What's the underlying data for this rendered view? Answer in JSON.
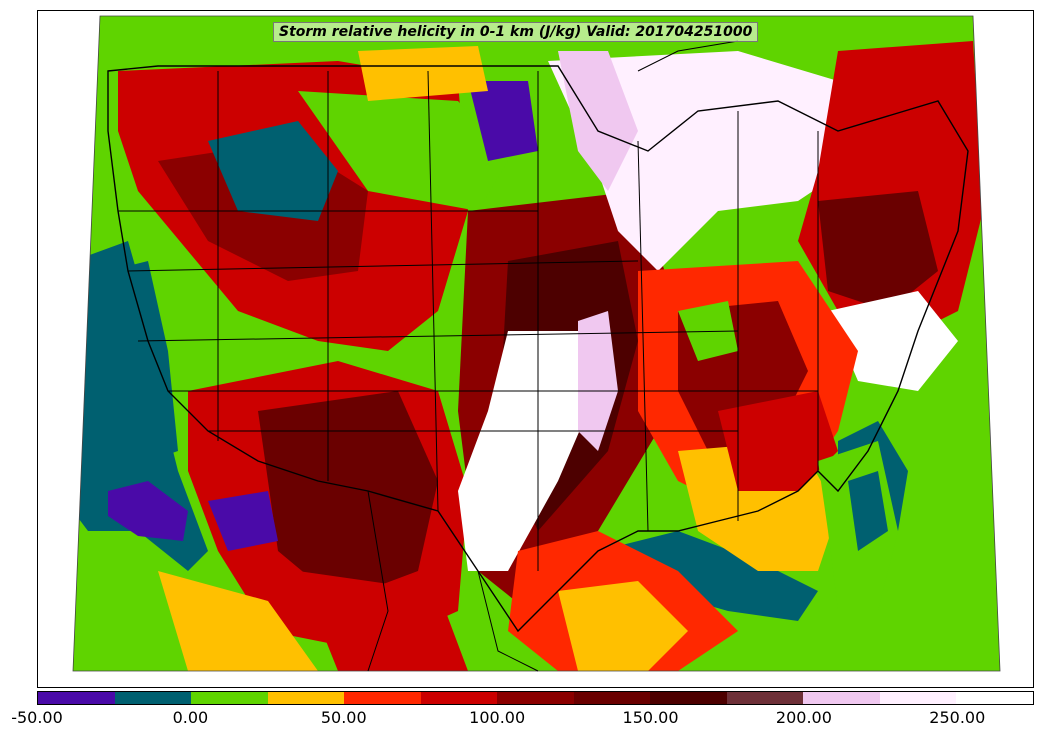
{
  "title": "Storm relative helicity in 0-1 km (J/kg) Valid: 201704251000",
  "colorbar": {
    "colors": [
      "#4a0aa8",
      "#006070",
      "#5fd400",
      "#ffc000",
      "#ff2800",
      "#cc0000",
      "#8b0000",
      "#6a0000",
      "#4d0000",
      "#6e3038",
      "#f0c8f0",
      "#fff0ff",
      "#ffffff"
    ],
    "tick_labels": [
      "-50.00",
      "0.00",
      "50.00",
      "100.00",
      "150.00",
      "200.00",
      "250.00"
    ]
  },
  "legend_icon": "colorbar",
  "map_icon": "conus-helicity-map"
}
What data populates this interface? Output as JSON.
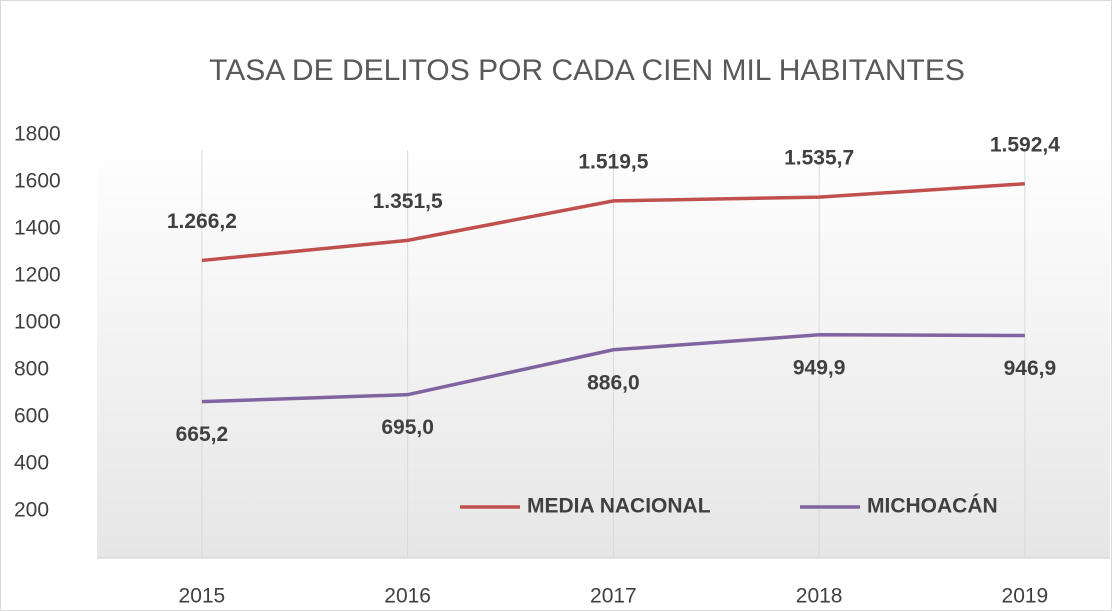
{
  "chart_data": {
    "type": "line",
    "title": "TASA DE DELITOS POR CADA CIEN MIL HABITANTES",
    "categories": [
      "2015",
      "2016",
      "2017",
      "2018",
      "2019"
    ],
    "series": [
      {
        "name": "MEDIA NACIONAL",
        "color": "#c0504d",
        "values": [
          1266.2,
          1351.5,
          1519.5,
          1535.7,
          1592.4
        ],
        "value_labels": [
          "1.266,2",
          "1.351,5",
          "1.519,5",
          "1.535,7",
          "1.592,4"
        ]
      },
      {
        "name": "MICHOACÁN",
        "color": "#8064a2",
        "values": [
          665.2,
          695.0,
          886.0,
          949.9,
          946.9
        ],
        "value_labels": [
          "665,2",
          "695,0",
          "886,0",
          "949,9",
          "946,9"
        ]
      }
    ],
    "ylim": [
      0,
      1800
    ],
    "yticks": [
      200,
      400,
      600,
      800,
      1000,
      1200,
      1400,
      1600,
      1800
    ],
    "xgrid": true,
    "legend": "bottom"
  }
}
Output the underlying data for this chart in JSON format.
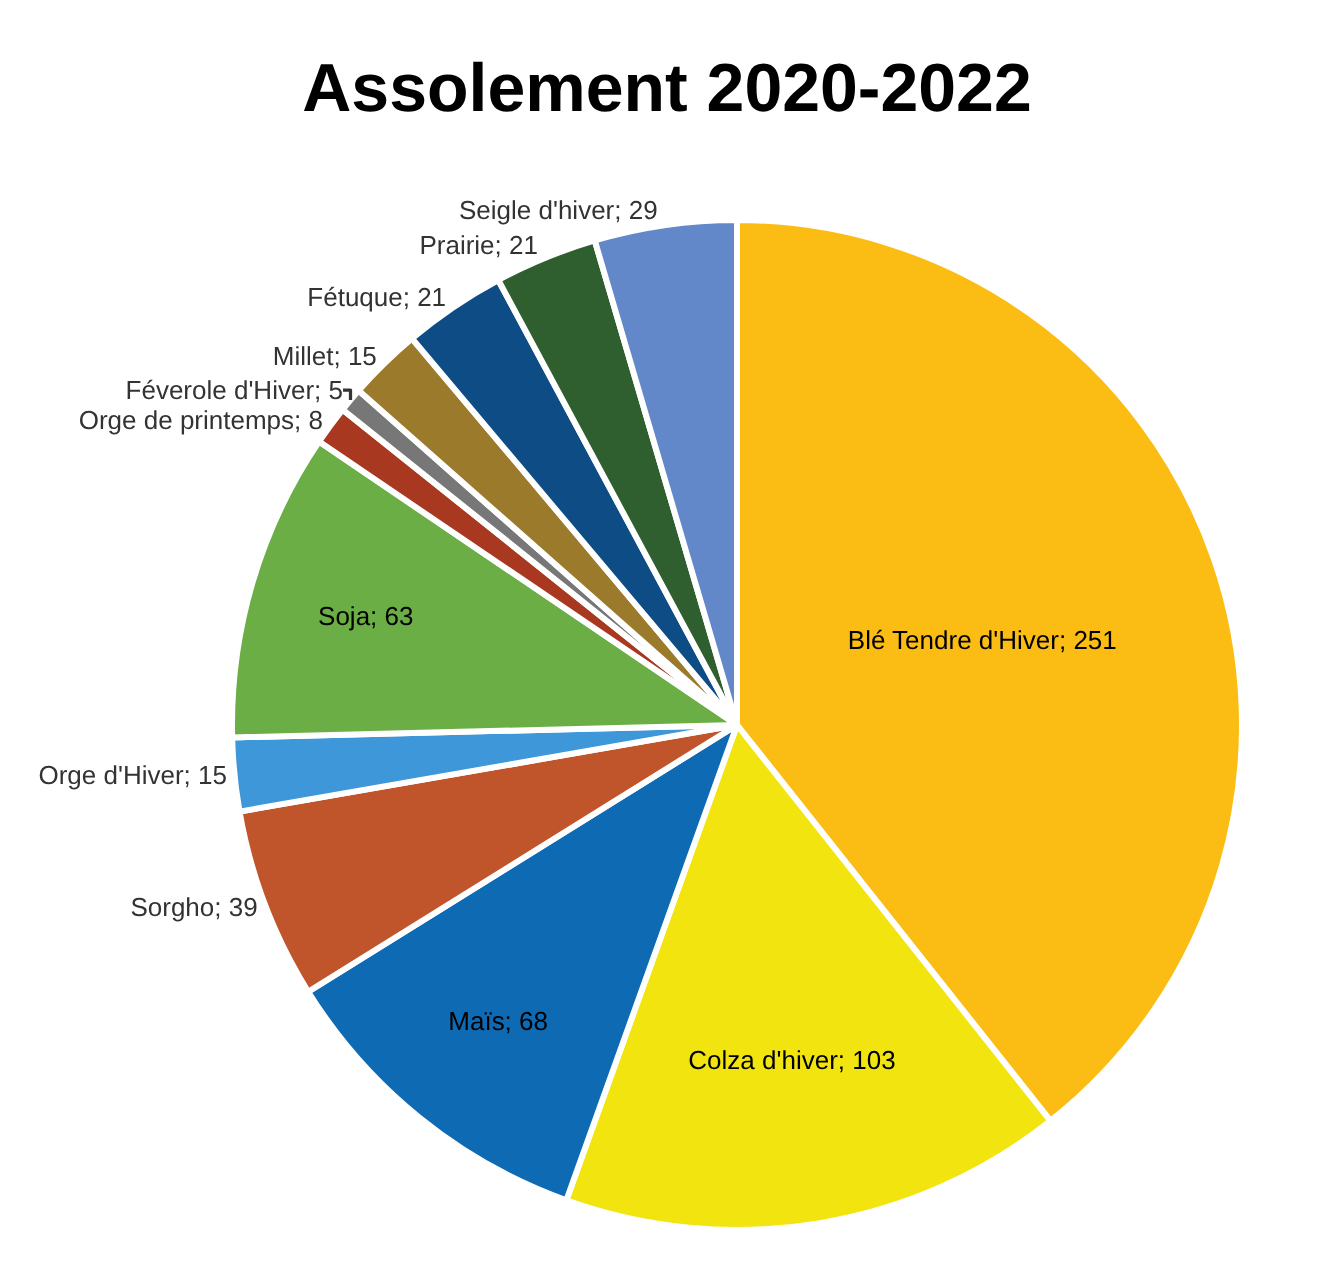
{
  "chart_data": {
    "type": "pie",
    "title": "Assolement 2020-2022",
    "categories": [
      "Blé Tendre d'Hiver",
      "Colza d'hiver",
      "Maïs",
      "Sorgho",
      "Orge d'Hiver",
      "Soja",
      "Orge de printemps",
      "Féverole d'Hiver",
      "Millet",
      "Fétuque",
      "Prairie",
      "Seigle d'hiver"
    ],
    "values": [
      251,
      103,
      68,
      39,
      15,
      63,
      8,
      5,
      15,
      21,
      21,
      29
    ],
    "value_labels": [
      "; 251",
      "; 103",
      "; 68",
      "; 39",
      "; 15",
      "; 63",
      "; 8",
      "; 5",
      "; 15",
      "; 21",
      "; 21",
      "; 29"
    ],
    "colors": [
      "#fbbc13",
      "#f2e50f",
      "#0f6ab4",
      "#c0542a",
      "#3d97d8",
      "#6aae45",
      "#a8381f",
      "#777777",
      "#9c7a2c",
      "#0e4c86",
      "#2f5f2f",
      "#6388c9"
    ],
    "legend": false
  }
}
+ + + + + + +
• **Problem**
Filter the listing above by the word "underlying"; copy each line that passes.

• **Response**
What's the underlying data for this rendered view? Answer in JSON.
Output the underlying data for this chart in JSON format.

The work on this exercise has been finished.